#### [WHAT IS ASKED]
Print the data that follows exactly.

#### [SOURCE DATA]
☆ ☆ ☆ ☆ ☆
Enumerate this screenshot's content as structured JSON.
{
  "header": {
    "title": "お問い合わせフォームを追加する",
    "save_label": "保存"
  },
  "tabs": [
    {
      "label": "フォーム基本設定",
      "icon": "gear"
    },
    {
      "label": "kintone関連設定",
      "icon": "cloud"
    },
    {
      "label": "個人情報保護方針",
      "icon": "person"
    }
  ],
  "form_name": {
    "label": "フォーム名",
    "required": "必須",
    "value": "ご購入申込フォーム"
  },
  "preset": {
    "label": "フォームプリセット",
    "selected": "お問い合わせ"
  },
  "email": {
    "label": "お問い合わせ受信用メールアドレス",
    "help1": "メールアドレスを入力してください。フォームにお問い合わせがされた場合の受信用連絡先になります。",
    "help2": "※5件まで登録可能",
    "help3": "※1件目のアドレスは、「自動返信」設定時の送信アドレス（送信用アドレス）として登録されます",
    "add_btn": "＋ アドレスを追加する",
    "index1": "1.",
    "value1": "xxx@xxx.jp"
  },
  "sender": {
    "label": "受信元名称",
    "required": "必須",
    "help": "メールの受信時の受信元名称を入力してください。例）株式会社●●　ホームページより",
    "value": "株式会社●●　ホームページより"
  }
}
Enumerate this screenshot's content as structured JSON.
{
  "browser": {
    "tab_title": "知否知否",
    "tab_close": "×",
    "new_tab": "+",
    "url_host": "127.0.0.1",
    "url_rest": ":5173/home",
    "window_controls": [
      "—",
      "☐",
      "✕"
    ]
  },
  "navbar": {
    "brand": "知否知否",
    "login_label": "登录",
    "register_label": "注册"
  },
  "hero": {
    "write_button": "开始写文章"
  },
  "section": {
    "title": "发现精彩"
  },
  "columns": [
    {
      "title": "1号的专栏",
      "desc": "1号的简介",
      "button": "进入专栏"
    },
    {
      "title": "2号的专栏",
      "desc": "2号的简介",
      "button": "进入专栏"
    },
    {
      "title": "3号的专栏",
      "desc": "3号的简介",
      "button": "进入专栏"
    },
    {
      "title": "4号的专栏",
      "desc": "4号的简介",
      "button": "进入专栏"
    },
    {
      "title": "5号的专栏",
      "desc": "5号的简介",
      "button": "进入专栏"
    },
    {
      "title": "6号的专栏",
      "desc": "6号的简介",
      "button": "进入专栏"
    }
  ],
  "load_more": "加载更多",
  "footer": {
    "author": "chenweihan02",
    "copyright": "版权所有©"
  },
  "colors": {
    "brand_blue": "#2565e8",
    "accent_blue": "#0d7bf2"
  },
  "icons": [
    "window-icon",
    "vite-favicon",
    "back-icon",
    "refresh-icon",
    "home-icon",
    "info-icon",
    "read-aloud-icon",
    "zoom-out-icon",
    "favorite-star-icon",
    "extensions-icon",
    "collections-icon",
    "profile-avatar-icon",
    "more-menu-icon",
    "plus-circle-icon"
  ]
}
☆ ☆ ☆ ☆ ☆
#### [ANSWER BELOW]
Enumerate this screenshot's content as structured JSON.
{
  "header": {
    "title": "お問い合わせフォームを追加する",
    "save_label": "保存"
  },
  "tabs": [
    {
      "label": "フォーム基本設定",
      "icon": "gear"
    },
    {
      "label": "kintone関連設定",
      "icon": "cloud"
    },
    {
      "label": "個人情報保護方針",
      "icon": "person"
    }
  ],
  "form_name": {
    "label": "フォーム名",
    "required": "必須",
    "value": "ご購入申込フォーム"
  },
  "preset": {
    "label": "フォームプリセット",
    "selected": "お問い合わせ"
  },
  "email": {
    "label": "お問い合わせ受信用メールアドレス",
    "help1": "メールアドレスを入力してください。フォームにお問い合わせがされた場合の受信用連絡先になります。",
    "help2": "※5件まで登録可能",
    "help3": "※1件目のアドレスは、「自動返信」設定時の送信アドレス（送信用アドレス）として登録されます",
    "add_btn": "＋ アドレスを追加する",
    "index1": "1.",
    "value1": "xxx@xxx.jp"
  },
  "sender": {
    "label": "受信元名称",
    "required": "必須",
    "help": "メールの受信時の受信元名称を入力してください。例）株式会社●●　ホームページより",
    "value": "株式会社●●　ホームページより"
  }
}
Enumerate this screenshot's content as structured JSON.
{
  "browser": {
    "tab_title": "知否知否",
    "tab_close": "×",
    "new_tab": "+",
    "url_host": "127.0.0.1",
    "url_rest": ":5173/home",
    "window_controls": [
      "—",
      "☐",
      "✕"
    ]
  },
  "navbar": {
    "brand": "知否知否",
    "login_label": "登录",
    "register_label": "注册"
  },
  "hero": {
    "write_button": "开始写文章"
  },
  "section": {
    "title": "发现精彩"
  },
  "columns": [
    {
      "title": "1号的专栏",
      "desc": "1号的简介",
      "button": "进入专栏"
    },
    {
      "title": "2号的专栏",
      "desc": "2号的简介",
      "button": "进入专栏"
    },
    {
      "title": "3号的专栏",
      "desc": "3号的简介",
      "button": "进入专栏"
    },
    {
      "title": "4号的专栏",
      "desc": "4号的简介",
      "button": "进入专栏"
    },
    {
      "title": "5号的专栏",
      "desc": "5号的简介",
      "button": "进入专栏"
    },
    {
      "title": "6号的专栏",
      "desc": "6号的简介",
      "button": "进入专栏"
    }
  ],
  "load_more": "加载更多",
  "footer": {
    "author": "chenweihan02",
    "copyright": "版权所有©"
  },
  "colors": {
    "brand_blue": "#2565e8",
    "accent_blue": "#0d7bf2"
  },
  "icons": [
    "window-icon",
    "vite-favicon",
    "back-icon",
    "refresh-icon",
    "home-icon",
    "info-icon",
    "read-aloud-icon",
    "zoom-out-icon",
    "favorite-star-icon",
    "extensions-icon",
    "collections-icon",
    "profile-avatar-icon",
    "more-menu-icon",
    "plus-circle-icon"
  ]
}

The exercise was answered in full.